▸ **Stored dataset items**:
* * * *
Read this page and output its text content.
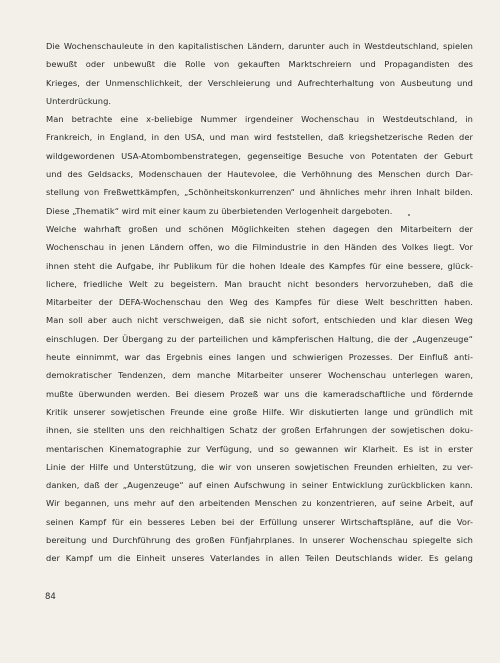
Die Wochenschauleute in den kapitalistischen Ländern, darunter auch in Westdeutschland, spielen
bewußt oder unbewußt die Rolle von gekauften Marktschreiern und Propagandisten des
Krieges, der Unmenschlichkeit, der Verschleierung und Aufrechterhaltung von Ausbeutung und
Unterdrückung.
Man betrachte eine x-beliebige Nummer irgendeiner Wochenschau in Westdeutschland, in
Frankreich, in England, in den USA, und man wird feststellen, daß kriegshetzerische Reden der
wildgewordenen USA-Atombombenstrategen, gegenseitige Besuche von Potentaten der Geburt
und des Geldsacks, Modenschauen der Hautevolee, die Verhöhnung des Menschen durch Dar-
stellung von Freßwettkämpfen, „Schönheitskonkurrenzen“ und ähnliches mehr ihren Inhalt bilden.
Diese „Thematik“ wird mit einer kaum zu überbietenden Verlogenheit dargeboten.
Welche wahrhaft großen und schönen Möglichkeiten stehen dagegen den Mitarbeitern der
Wochenschau in jenen Ländern offen, wo die Filmindustrie in den Händen des Volkes liegt. Vor
ihnen steht die Aufgabe, ihr Publikum für die hohen Ideale des Kampfes für eine bessere, glück-
lichere, friedliche Welt zu begeistern. Man braucht nicht besonders hervorzuheben, daß die
Mitarbeiter der DEFA-Wochenschau den Weg des Kampfes für diese Welt beschritten haben.
Man soll aber auch nicht verschweigen, daß sie nicht sofort, entschieden und klar diesen Weg
einschlugen. Der Übergang zu der parteilichen und kämpferischen Haltung, die der „Augenzeuge“
heute einnimmt, war das Ergebnis eines langen und schwierigen Prozesses. Der Einfluß anti-
demokratischer Tendenzen, dem manche Mitarbeiter unserer Wochenschau unterlegen waren,
mußte überwunden werden. Bei diesem Prozeß war uns die kameradschaftliche und fördernde
Kritik unserer sowjetischen Freunde eine große Hilfe. Wir diskutierten lange und gründlich mit
ihnen, sie stellten uns den reichhaltigen Schatz der großen Erfahrungen der sowjetischen doku-
mentarischen Kinematographie zur Verfügung, und so gewannen wir Klarheit. Es ist in erster
Linie der Hilfe und Unterstützung, die wir von unseren sowjetischen Freunden erhielten, zu ver-
danken, daß der „Augenzeuge“ auf einen Aufschwung in seiner Entwicklung zurückblicken kann.
Wir begannen, uns mehr auf den arbeitenden Menschen zu konzentrieren, auf seine Arbeit, auf
seinen Kampf für ein besseres Leben bei der Erfüllung unserer Wirtschaftspläne, auf die Vor-
bereitung und Durchführung des großen Fünfjahrplanes. In unserer Wochenschau spiegelte sich
der Kampf um die Einheit unseres Vaterlandes in allen Teilen Deutschlands wider. Es gelang
84
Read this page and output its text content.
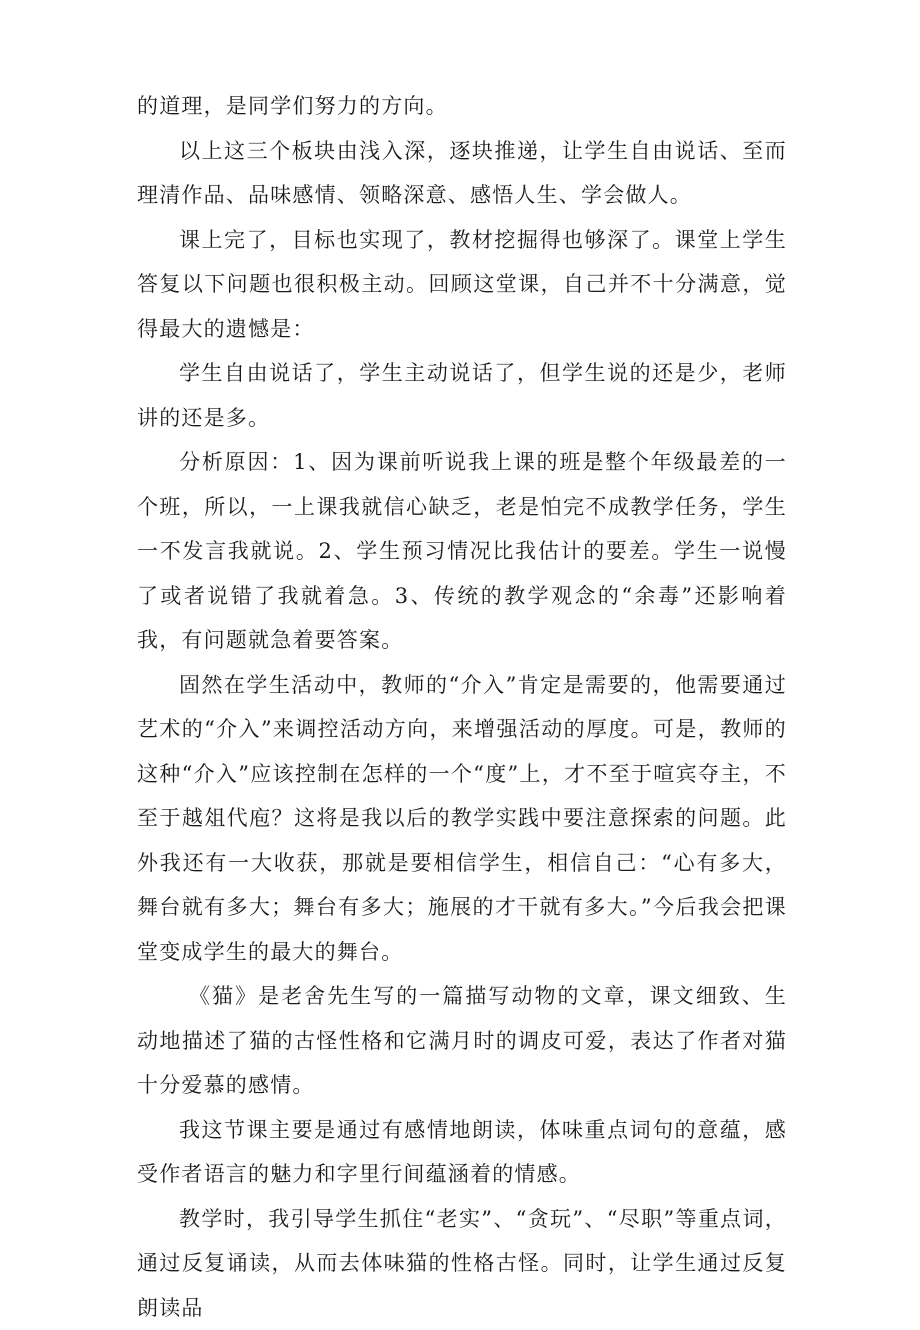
的道理，是同学们努力的方向。

以上这三个板块由浅入深，逐块推递，让学生自由说话、至而理清作品、品味感情、领略深意、感悟人生、学会做人。

课上完了，目标也实现了，教材挖掘得也够深了。课堂上学生答复以下问题也很积极主动。回顾这堂课，自己并不十分满意，觉得最大的遗憾是：

学生自由说话了，学生主动说话了，但学生说的还是少，老师讲的还是多。

分析原因：1、因为课前听说我上课的班是整个年级最差的一个班，所以，一上课我就信心缺乏，老是怕完不成教学任务，学生一不发言我就说。2、学生预习情况比我估计的要差。学生一说慢了或者说错了我就着急。3、传统的教学观念的“余毒”还影响着我，有问题就急着要答案。

固然在学生活动中，教师的“介入”肯定是需要的，他需要通过艺术的“介入”来调控活动方向，来增强活动的厚度。可是，教师的这种“介入”应该控制在怎样的一个“度”上，才不至于喧宾夺主，不至于越俎代庖？这将是我以后的教学实践中要注意探索的问题。此外我还有一大收获，那就是要相信学生，相信自己：“心有多大，舞台就有多大；舞台有多大；施展的才干就有多大。”今后我会把课堂变成学生的最大的舞台。

《猫》是老舍先生写的一篇描写动物的文章，课文细致、生动地描述了猫的古怪性格和它满月时的调皮可爱，表达了作者对猫十分爱慕的感情。

我这节课主要是通过有感情地朗读，体味重点词句的意蕴，感受作者语言的魅力和字里行间蕴涵着的情感。

教学时，我引导学生抓住“老实”、“贪玩”、“尽职”等重点词，通过反复诵读，从而去体味猫的性格古怪。同时，让学生通过反复朗读品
* * * *
▸ **Exercise prompt**:
In the records above, how many lines contain the word "mehr"? Give the number alone.

▸ **Result of the task**:
2